- **Exercise**
Pick out all lines with the word "label" from the records that follow.

>> START Record extracts

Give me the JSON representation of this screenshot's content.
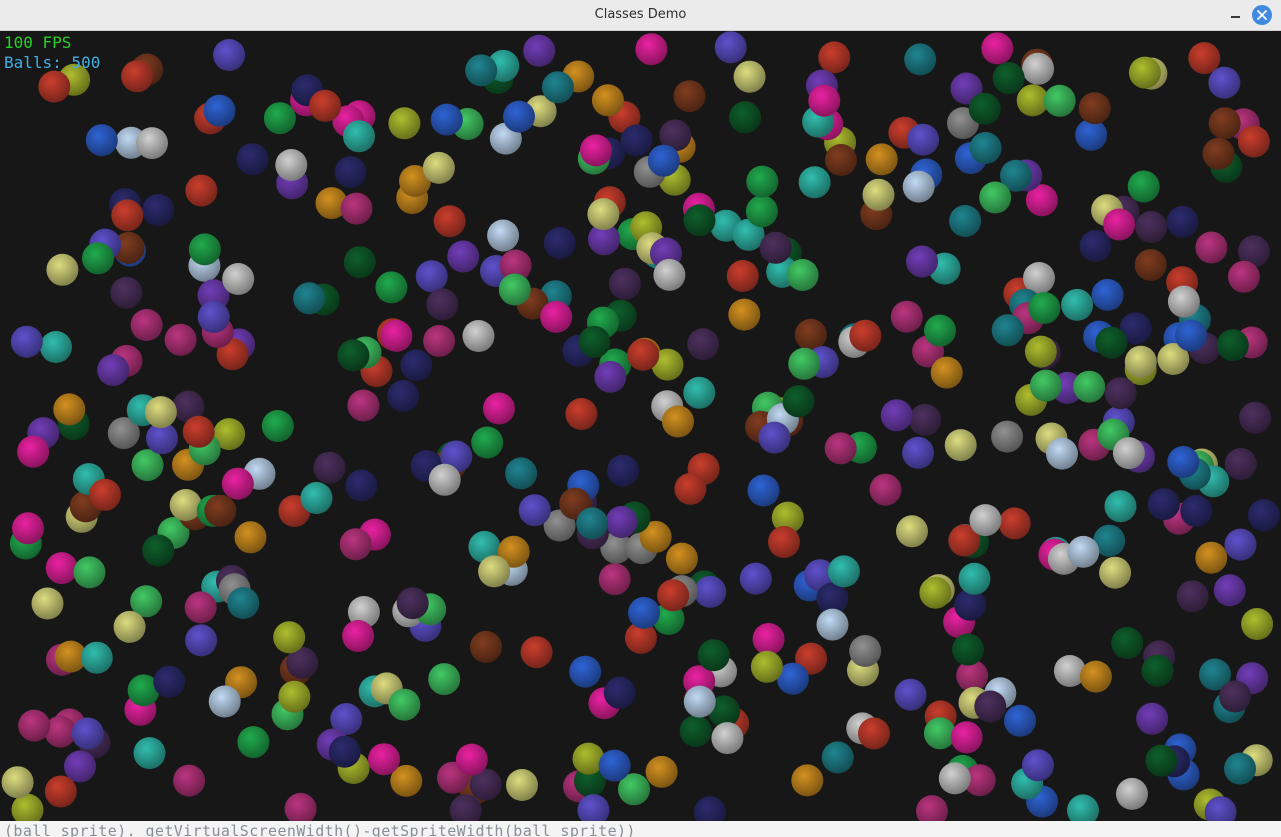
{
  "window": {
    "title": "Classes Demo",
    "minimize_icon": "minimize-icon",
    "close_icon": "close-icon"
  },
  "hud": {
    "fps_text": "100 FPS",
    "balls_text": "Balls: 500"
  },
  "editor_behind": {
    "code_line": "(ball sprite). getVirtualScreenWidth()-getSpriteWidth(ball sprite))"
  },
  "scene": {
    "background_color": "#171717",
    "ball_count": 500,
    "ball_colors": [
      "#1fa34a",
      "#c13b2b",
      "#2fb5a6",
      "#6d3bb0",
      "#c98a1e",
      "#a6b52c",
      "#2d5fcc",
      "#b3327a",
      "#3fc060",
      "#8a8a8a",
      "#5a4ec4",
      "#d2d27a",
      "#1e7f8a",
      "#7a3a1e",
      "#b8d0e8",
      "#4a2f5a",
      "#c7c7c7",
      "#0e5a2a",
      "#e0209a",
      "#2a2a6a"
    ]
  },
  "colors": {
    "titlebar_bg": "#ebebeb",
    "close_button": "#3f8ae0",
    "fps_color": "#26d126",
    "balls_color": "#3eb0e6"
  }
}
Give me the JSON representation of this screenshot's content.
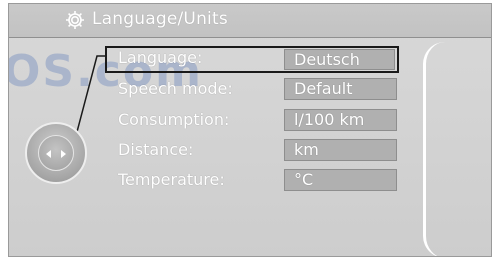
{
  "header": {
    "title": "Language/Units",
    "icon": "gear-icon"
  },
  "watermark": "OS.com",
  "settings": [
    {
      "label": "Language:",
      "value": "Deutsch",
      "selected": true
    },
    {
      "label": "Speech mode:",
      "value": "Default",
      "selected": false
    },
    {
      "label": "Consumption:",
      "value": "l/100 km",
      "selected": false
    },
    {
      "label": "Distance:",
      "value": "km",
      "selected": false
    },
    {
      "label": "Temperature:",
      "value": "°C",
      "selected": false
    }
  ],
  "colors": {
    "panel_bg": "#d3d3d3",
    "value_box": "#b0b0b0",
    "text": "#ffffff",
    "selection_frame": "#1a1a1a"
  }
}
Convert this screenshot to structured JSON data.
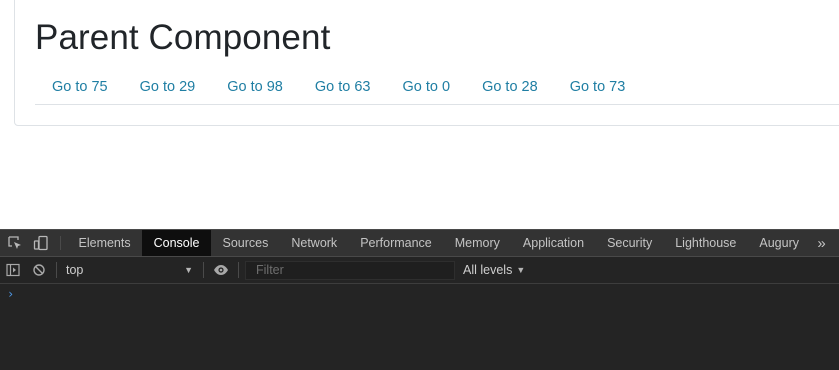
{
  "app": {
    "title": "Parent Component",
    "nav_links": [
      "Go to 75",
      "Go to 29",
      "Go to 98",
      "Go to 63",
      "Go to 0",
      "Go to 28",
      "Go to 73"
    ]
  },
  "devtools": {
    "icons": {
      "inspect": "inspect-element-icon",
      "device": "device-toolbar-icon"
    },
    "tabs": [
      "Elements",
      "Console",
      "Sources",
      "Network",
      "Performance",
      "Memory",
      "Application",
      "Security",
      "Lighthouse",
      "Augury"
    ],
    "active_tab": "Console",
    "more_tabs_glyph": "»",
    "toolbar": {
      "context": "top",
      "filter_placeholder": "Filter",
      "filter_value": "",
      "levels": "All levels",
      "levels_caret": "▼"
    },
    "console_prompt": "›"
  },
  "colors": {
    "link": "#1f7ea3",
    "title": "#212529",
    "devtools_bg": "#242424",
    "devtools_tabbar": "#333333",
    "active_tab_bg": "#0e0e0e",
    "prompt": "#4e98e6"
  }
}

>> END Record extracts

- **Response**
      "label": "Language:",
      "label": "Speech mode:",
      "label": "Consumption:",
      "label": "Distance:",
      "label": "Temperature:",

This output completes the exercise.